◆ Objective ◆
Identify, in the records below, every line where the string "name" appears, and copy each such line.

◆ Chart and figure data ◆
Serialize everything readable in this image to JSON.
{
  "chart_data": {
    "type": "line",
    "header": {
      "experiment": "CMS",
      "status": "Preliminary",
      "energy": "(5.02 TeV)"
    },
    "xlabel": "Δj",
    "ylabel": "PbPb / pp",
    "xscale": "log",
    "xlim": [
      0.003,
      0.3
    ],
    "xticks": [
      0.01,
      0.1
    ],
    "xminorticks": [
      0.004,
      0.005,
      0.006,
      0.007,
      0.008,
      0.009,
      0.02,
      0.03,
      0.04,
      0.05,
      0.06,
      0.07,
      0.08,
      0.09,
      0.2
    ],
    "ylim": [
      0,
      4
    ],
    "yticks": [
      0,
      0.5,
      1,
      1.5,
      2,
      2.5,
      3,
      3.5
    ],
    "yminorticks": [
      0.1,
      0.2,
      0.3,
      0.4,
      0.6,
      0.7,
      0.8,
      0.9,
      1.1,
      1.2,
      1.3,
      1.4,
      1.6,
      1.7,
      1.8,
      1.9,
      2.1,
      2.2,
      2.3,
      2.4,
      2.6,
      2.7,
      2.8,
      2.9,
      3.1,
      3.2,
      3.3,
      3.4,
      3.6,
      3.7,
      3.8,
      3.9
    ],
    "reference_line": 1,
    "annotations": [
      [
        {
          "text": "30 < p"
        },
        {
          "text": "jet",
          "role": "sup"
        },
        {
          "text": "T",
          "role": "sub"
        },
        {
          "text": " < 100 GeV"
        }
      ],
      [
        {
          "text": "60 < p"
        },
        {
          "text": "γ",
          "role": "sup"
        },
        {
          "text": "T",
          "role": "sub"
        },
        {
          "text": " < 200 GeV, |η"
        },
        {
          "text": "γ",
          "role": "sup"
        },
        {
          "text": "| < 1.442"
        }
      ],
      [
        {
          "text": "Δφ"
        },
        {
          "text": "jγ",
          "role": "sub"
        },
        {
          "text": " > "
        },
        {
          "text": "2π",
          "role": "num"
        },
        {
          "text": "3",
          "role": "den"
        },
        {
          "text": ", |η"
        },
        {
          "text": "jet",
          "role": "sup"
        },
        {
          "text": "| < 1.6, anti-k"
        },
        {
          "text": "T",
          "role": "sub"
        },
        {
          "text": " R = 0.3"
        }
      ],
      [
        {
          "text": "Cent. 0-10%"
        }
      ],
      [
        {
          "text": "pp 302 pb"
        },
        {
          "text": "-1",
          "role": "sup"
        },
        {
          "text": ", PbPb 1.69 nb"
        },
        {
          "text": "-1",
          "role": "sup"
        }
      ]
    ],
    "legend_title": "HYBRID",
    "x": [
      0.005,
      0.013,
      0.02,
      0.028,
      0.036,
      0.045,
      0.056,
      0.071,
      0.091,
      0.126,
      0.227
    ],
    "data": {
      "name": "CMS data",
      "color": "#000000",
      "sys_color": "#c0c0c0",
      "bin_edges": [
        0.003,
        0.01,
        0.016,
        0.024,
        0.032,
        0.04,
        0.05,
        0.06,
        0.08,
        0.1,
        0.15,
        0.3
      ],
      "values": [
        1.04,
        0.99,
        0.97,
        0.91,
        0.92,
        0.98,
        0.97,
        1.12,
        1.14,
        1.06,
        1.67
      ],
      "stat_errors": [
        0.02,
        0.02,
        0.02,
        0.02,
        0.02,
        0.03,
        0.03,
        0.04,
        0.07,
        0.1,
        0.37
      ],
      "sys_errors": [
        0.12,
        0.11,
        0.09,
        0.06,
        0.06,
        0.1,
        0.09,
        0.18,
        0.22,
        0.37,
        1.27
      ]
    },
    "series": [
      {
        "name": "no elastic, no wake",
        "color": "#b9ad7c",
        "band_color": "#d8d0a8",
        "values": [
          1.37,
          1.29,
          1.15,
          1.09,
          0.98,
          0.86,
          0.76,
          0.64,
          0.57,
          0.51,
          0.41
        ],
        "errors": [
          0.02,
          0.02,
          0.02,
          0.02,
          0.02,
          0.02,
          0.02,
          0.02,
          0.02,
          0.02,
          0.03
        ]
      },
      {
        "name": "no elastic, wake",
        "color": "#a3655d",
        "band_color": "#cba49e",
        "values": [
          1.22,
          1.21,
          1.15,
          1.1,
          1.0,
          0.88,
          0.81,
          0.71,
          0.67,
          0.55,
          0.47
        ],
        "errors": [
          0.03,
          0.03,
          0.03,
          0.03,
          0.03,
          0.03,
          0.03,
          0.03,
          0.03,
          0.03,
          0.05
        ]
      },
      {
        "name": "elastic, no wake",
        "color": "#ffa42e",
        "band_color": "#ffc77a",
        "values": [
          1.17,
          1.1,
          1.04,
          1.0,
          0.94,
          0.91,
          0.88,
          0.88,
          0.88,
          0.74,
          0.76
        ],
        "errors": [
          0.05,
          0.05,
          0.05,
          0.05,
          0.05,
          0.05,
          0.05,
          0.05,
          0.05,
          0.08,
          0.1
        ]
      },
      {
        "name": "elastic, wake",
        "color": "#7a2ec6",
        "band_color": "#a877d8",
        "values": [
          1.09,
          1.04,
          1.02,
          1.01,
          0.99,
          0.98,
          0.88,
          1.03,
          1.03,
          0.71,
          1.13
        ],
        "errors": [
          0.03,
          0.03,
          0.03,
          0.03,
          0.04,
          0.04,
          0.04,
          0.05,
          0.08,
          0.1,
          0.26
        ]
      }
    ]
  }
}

◆ Solution to this exercise ◆
      "name": "CMS data",
        "name": "no elastic, no wake",
        "name": "no elastic, wake",
        "name": "elastic, no wake",
        "name": "elastic, wake",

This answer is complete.